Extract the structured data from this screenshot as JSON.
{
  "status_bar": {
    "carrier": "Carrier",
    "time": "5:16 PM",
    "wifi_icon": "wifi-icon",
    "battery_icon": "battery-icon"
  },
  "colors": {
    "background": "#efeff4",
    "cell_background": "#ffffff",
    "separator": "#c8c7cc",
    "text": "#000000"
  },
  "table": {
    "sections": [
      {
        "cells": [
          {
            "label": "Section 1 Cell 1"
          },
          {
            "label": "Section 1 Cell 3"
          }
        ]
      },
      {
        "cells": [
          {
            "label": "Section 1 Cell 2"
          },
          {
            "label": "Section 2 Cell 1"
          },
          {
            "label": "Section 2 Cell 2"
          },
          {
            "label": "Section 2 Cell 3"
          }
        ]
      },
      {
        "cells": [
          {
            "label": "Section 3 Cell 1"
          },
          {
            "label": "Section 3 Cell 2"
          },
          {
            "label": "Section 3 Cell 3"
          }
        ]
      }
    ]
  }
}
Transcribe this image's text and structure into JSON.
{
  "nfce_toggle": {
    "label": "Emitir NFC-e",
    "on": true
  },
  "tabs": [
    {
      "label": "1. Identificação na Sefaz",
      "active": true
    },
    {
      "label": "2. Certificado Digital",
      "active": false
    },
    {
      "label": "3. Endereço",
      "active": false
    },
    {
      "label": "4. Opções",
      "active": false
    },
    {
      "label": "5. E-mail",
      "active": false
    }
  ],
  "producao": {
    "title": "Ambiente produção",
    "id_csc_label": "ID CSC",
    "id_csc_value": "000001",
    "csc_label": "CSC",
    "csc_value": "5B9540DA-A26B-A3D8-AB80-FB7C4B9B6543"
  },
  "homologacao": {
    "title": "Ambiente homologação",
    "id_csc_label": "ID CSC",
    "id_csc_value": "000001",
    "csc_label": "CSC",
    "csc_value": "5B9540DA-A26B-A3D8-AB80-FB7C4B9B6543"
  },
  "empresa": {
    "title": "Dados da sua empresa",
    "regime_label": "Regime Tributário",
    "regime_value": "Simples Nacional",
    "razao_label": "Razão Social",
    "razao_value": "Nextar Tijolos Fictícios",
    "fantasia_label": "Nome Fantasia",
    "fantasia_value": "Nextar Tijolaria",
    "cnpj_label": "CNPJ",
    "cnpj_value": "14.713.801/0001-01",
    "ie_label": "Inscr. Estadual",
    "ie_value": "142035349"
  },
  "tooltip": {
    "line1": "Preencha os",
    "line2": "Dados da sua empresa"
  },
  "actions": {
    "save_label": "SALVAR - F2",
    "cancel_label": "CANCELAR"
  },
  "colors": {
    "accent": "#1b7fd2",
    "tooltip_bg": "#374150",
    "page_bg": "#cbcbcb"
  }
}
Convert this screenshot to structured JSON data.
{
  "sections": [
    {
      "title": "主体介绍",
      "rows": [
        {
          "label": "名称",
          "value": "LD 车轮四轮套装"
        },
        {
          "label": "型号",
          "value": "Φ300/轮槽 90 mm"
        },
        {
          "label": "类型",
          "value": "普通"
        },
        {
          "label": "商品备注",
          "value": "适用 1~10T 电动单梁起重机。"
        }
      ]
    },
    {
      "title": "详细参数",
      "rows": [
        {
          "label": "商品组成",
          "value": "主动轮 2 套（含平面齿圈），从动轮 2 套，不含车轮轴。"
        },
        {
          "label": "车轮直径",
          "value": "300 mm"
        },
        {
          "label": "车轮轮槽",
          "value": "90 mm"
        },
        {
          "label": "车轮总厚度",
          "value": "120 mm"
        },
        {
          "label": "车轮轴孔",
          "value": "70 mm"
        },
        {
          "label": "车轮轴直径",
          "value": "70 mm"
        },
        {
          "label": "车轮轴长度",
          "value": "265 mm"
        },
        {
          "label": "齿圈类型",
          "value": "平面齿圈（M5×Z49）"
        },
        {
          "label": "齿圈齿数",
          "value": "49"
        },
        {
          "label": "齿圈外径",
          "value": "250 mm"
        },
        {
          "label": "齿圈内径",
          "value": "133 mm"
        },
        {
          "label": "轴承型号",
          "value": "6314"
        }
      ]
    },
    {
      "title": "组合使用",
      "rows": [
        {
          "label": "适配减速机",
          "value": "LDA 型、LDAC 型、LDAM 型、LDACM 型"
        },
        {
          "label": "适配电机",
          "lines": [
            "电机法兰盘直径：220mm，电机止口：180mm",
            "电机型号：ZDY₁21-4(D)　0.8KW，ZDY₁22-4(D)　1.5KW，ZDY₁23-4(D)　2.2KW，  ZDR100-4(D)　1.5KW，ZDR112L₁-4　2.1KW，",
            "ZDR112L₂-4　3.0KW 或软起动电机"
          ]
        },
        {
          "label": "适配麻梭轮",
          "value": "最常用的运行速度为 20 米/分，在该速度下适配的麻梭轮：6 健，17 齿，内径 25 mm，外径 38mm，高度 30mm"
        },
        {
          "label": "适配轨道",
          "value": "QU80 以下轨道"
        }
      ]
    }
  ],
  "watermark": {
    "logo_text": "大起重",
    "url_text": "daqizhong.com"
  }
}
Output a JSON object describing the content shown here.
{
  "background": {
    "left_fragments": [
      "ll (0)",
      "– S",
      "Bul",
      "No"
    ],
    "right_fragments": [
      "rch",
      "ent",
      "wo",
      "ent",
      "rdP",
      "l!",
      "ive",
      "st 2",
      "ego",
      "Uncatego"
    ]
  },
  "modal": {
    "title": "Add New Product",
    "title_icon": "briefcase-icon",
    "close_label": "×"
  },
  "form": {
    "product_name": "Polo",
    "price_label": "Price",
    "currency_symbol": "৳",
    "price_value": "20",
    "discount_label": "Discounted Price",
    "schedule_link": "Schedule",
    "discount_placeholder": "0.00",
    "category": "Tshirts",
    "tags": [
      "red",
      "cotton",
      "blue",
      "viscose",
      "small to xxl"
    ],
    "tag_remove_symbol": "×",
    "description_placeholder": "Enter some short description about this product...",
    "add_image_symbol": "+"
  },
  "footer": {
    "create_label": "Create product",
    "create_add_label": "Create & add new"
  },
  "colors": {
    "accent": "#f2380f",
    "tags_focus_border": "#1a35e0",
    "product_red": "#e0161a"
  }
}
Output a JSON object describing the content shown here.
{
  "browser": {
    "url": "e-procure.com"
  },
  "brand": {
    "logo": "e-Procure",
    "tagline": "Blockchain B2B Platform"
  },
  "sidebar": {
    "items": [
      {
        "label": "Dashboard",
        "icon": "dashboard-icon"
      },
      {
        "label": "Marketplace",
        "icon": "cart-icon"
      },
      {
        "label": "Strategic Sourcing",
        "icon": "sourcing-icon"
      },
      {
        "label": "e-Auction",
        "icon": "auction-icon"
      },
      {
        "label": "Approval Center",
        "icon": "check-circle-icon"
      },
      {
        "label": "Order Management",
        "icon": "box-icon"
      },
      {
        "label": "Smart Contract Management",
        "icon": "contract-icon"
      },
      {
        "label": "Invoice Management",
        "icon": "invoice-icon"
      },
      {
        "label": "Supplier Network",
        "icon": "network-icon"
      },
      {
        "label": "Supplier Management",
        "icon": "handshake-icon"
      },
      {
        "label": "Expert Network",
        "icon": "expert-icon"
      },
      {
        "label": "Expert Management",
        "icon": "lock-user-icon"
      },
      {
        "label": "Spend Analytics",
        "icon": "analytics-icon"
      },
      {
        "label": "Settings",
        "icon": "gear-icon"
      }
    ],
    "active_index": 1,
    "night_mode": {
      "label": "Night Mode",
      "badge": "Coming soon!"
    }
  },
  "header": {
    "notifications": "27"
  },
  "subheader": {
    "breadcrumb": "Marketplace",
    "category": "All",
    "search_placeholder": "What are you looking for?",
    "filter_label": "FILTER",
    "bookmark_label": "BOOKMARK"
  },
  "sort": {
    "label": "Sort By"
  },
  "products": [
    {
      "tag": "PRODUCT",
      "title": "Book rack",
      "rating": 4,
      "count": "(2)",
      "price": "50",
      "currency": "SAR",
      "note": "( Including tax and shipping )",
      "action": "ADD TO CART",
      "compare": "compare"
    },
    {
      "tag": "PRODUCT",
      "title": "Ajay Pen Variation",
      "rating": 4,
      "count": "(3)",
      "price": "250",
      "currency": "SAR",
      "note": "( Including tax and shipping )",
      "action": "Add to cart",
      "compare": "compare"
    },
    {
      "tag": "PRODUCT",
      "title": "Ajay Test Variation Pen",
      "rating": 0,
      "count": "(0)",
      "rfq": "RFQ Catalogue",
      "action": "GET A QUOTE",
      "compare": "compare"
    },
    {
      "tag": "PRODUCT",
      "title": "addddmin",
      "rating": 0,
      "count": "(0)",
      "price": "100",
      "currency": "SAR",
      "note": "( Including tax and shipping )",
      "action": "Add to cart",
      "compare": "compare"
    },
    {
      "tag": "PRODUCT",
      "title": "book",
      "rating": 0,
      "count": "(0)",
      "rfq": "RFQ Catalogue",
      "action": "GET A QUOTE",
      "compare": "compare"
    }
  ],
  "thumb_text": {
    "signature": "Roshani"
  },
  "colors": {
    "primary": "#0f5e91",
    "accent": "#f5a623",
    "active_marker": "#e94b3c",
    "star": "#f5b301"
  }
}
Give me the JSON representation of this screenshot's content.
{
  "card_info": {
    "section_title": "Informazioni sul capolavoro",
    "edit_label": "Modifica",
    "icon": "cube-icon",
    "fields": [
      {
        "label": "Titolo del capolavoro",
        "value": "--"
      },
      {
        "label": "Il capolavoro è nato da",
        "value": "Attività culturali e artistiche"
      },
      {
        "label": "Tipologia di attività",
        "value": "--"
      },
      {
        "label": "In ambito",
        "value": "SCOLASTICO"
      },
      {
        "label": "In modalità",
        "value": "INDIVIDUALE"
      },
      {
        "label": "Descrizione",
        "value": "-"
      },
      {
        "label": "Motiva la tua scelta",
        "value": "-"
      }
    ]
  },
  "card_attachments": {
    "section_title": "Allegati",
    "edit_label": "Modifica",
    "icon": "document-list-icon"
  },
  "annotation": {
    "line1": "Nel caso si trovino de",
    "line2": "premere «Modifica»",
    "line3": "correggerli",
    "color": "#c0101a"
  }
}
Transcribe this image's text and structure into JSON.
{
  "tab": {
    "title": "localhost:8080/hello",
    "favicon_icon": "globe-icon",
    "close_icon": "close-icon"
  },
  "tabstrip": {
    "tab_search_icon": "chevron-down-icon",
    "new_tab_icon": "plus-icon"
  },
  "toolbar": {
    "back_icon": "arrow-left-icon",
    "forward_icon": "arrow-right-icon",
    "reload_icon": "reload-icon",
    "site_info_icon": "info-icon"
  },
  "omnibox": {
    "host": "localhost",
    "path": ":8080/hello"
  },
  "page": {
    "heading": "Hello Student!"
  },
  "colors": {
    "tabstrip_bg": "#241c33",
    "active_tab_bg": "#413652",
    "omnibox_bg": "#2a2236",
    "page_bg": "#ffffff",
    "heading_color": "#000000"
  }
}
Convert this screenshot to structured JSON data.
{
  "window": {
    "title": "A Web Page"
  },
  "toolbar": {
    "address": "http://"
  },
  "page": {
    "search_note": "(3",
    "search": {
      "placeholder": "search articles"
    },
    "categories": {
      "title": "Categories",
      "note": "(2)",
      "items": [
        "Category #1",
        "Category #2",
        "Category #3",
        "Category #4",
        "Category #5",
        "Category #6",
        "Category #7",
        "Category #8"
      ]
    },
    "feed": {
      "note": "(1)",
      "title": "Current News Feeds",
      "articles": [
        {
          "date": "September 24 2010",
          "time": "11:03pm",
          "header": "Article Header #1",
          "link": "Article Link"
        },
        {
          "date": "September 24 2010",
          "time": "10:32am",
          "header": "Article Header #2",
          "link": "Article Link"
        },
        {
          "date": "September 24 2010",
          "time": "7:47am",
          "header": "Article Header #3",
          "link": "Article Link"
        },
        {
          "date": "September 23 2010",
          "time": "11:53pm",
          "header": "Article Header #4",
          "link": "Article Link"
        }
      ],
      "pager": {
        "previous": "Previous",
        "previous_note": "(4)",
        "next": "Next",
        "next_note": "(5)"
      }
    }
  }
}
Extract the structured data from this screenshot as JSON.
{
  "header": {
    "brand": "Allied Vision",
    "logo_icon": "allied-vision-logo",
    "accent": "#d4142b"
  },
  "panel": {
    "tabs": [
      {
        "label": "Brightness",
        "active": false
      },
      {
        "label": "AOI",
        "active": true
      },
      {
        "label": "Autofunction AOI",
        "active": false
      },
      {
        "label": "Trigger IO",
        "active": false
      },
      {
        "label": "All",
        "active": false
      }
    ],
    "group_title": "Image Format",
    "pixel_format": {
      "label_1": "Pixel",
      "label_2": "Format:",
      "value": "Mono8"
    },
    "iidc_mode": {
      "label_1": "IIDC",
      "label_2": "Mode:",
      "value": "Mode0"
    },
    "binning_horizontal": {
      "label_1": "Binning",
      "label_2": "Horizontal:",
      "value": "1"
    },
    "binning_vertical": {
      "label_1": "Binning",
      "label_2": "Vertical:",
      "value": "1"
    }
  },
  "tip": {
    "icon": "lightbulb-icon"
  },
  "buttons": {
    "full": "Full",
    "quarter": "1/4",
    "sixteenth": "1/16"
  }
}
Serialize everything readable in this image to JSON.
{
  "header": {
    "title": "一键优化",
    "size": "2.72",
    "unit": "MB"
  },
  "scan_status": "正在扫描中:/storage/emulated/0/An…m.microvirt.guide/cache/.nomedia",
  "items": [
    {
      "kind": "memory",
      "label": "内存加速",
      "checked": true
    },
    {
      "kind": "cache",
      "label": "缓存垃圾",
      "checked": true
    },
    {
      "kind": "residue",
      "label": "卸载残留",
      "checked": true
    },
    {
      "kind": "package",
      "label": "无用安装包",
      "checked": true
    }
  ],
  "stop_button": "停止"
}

§ **Job**: Only the number is wanted: how many lines of the material above include the word "localhost"?

§ **Solution**: 2